**Exercise inputs:**
• • •
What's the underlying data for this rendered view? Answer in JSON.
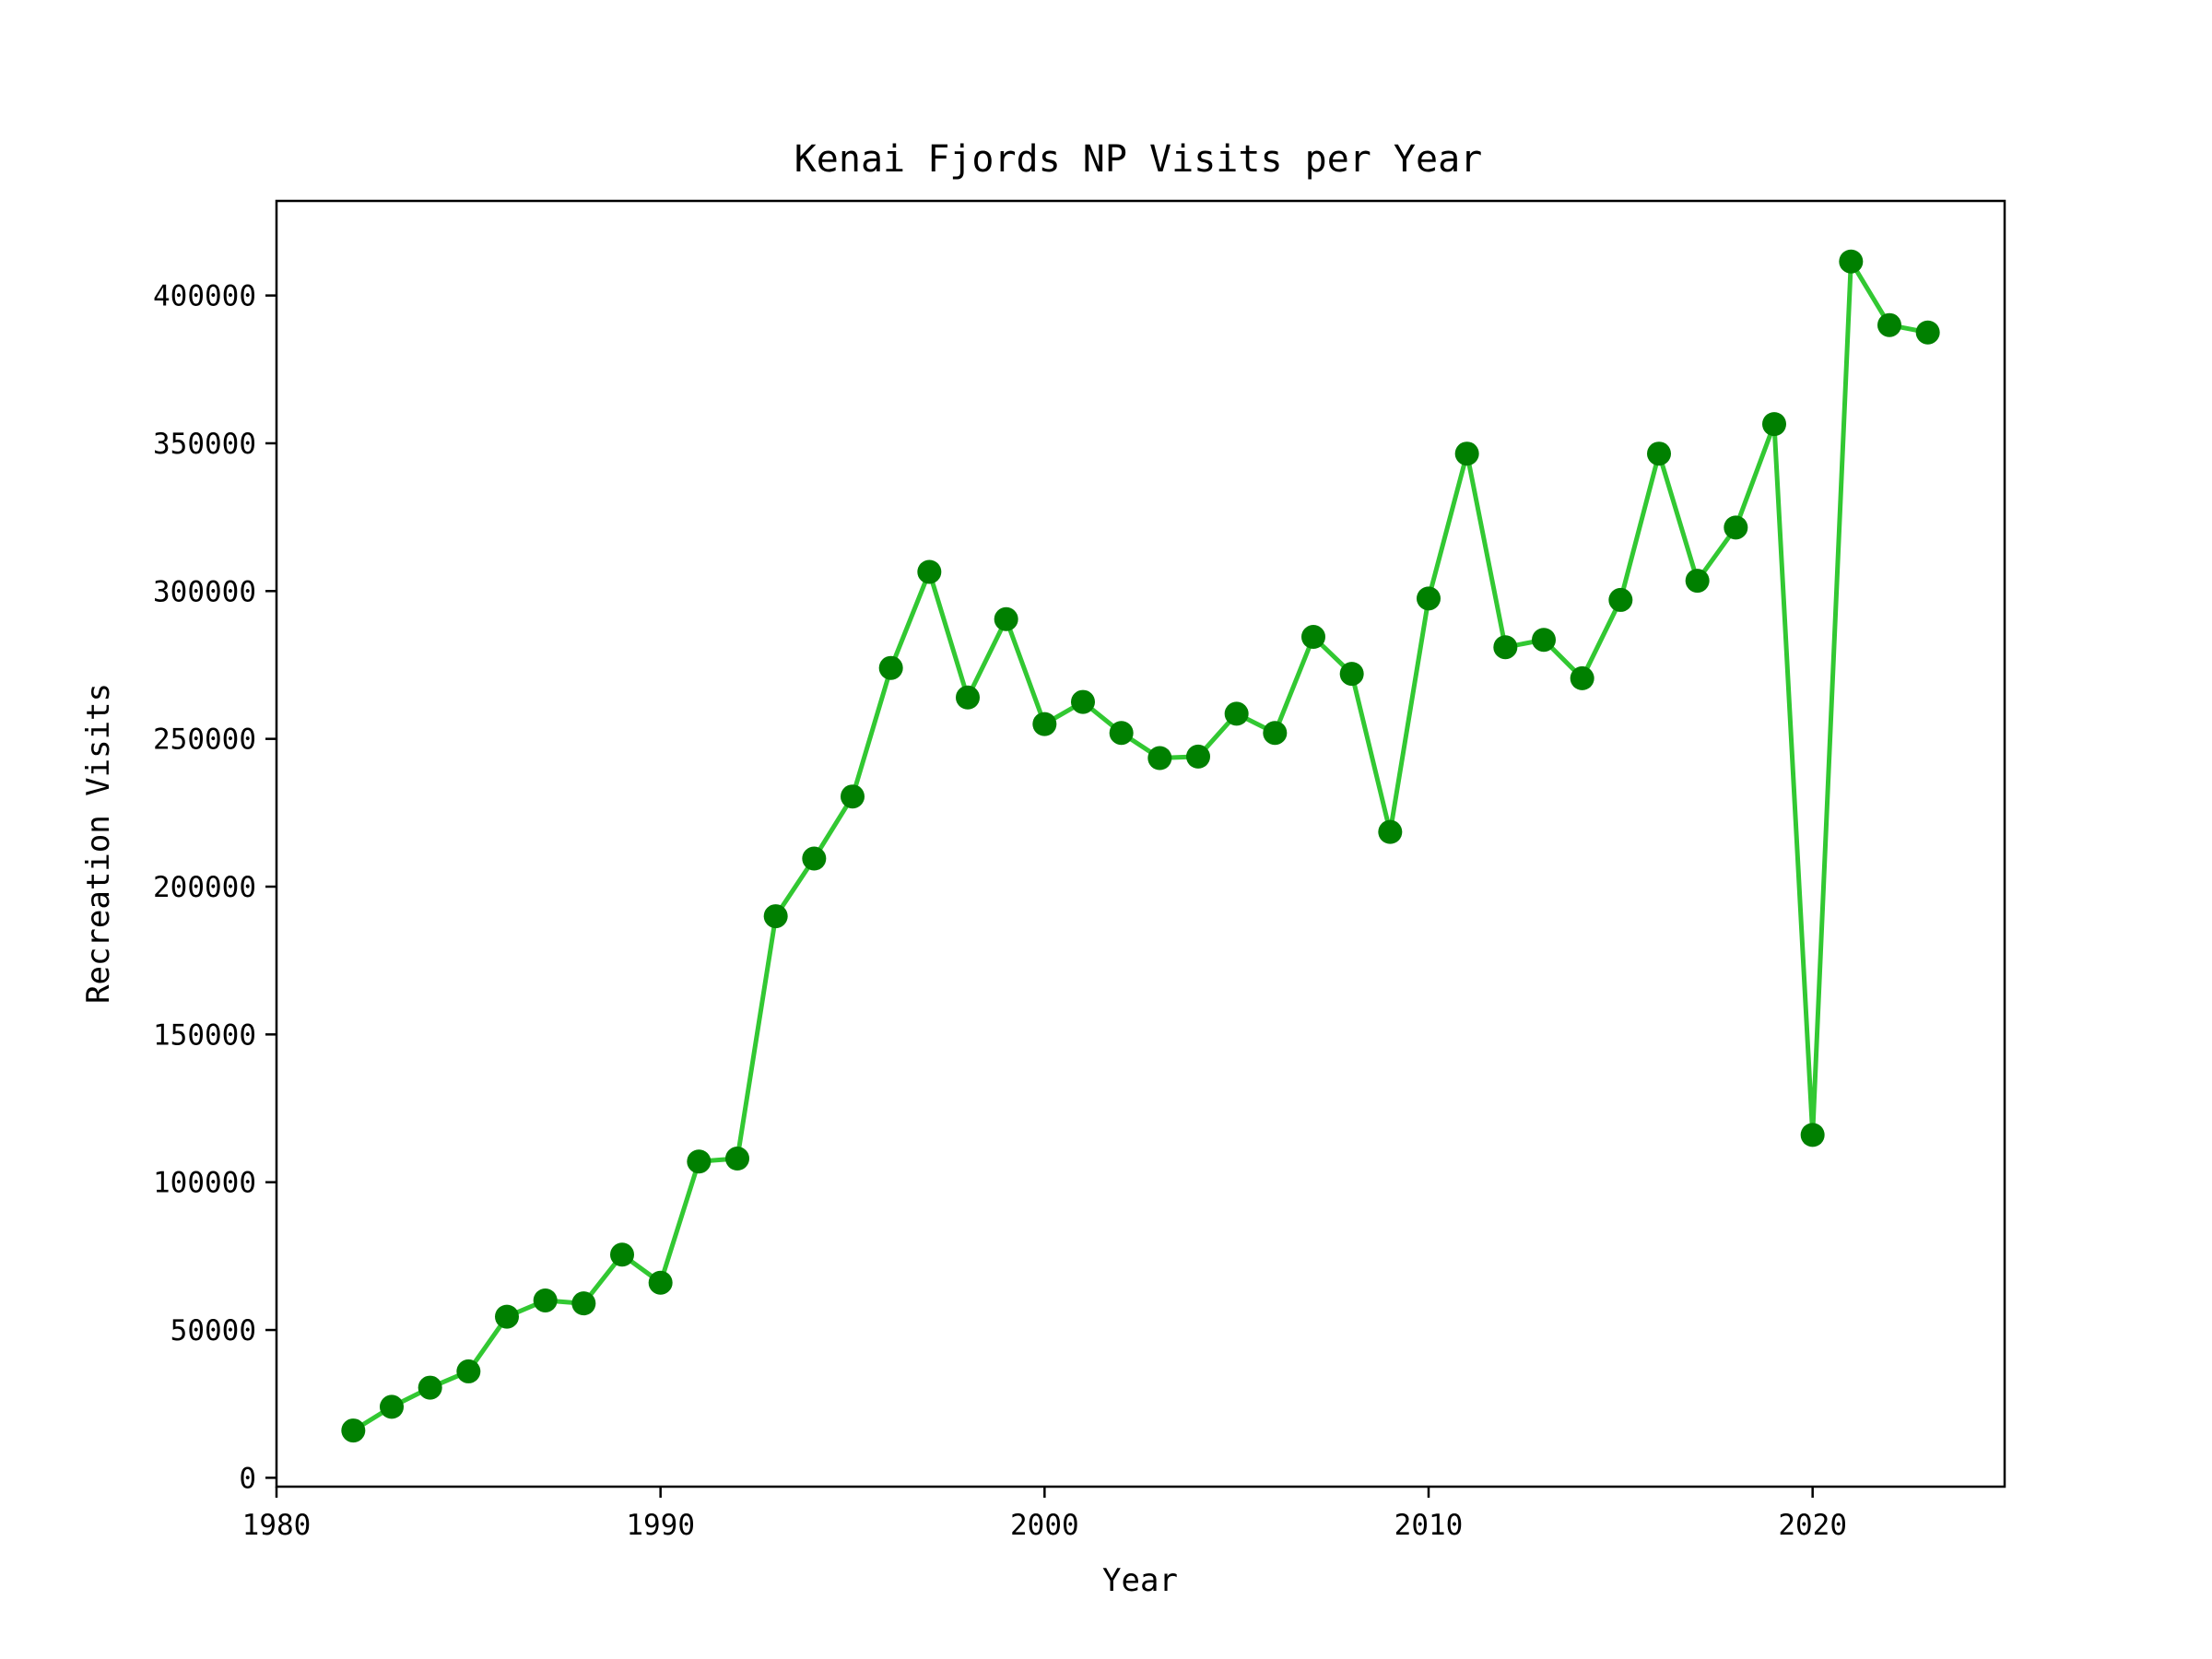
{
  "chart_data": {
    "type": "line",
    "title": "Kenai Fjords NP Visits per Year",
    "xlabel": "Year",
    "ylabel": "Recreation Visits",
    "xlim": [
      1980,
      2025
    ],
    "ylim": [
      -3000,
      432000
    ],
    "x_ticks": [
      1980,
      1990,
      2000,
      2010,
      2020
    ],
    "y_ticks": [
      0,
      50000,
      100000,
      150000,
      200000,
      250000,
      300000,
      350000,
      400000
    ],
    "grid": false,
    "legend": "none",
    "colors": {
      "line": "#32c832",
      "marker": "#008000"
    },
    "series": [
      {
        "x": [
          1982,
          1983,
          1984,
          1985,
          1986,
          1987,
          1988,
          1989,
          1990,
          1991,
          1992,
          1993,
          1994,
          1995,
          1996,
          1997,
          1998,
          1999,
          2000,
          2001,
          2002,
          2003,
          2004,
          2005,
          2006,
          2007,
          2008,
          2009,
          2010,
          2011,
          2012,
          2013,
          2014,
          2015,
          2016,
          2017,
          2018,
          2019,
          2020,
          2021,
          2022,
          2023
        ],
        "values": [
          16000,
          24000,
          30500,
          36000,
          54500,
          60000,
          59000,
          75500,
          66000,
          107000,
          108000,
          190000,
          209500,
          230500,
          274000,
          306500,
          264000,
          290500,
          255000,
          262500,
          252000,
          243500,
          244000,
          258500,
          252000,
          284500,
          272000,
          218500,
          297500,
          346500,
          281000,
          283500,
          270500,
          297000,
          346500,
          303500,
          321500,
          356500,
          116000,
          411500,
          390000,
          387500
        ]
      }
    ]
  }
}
• • •
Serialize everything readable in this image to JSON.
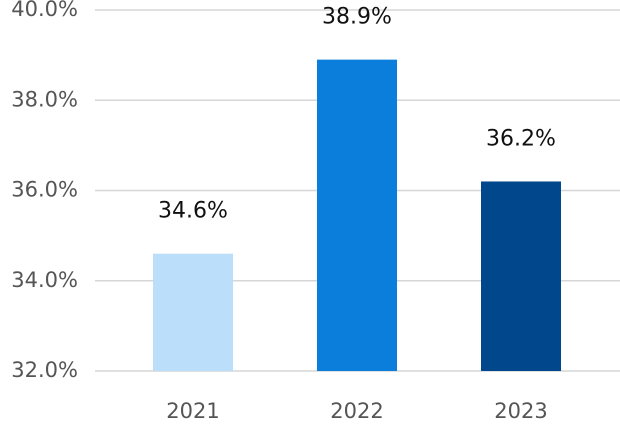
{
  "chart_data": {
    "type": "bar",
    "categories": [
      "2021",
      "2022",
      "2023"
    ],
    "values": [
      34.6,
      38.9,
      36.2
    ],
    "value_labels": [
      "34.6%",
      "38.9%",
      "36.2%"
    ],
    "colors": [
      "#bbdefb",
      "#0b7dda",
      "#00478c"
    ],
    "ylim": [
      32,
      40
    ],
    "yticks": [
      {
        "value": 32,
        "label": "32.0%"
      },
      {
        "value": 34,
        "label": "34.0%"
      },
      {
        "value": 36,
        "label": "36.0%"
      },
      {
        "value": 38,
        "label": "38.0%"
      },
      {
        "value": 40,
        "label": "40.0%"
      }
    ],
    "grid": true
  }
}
• • •
**Required task:** Look through the data above. Copy every line with the string "JSON" in it.

**Written solution:**
What's the underlying data for this rendered view? Answer in JSON.
Serialize everything readable in this image to JSON.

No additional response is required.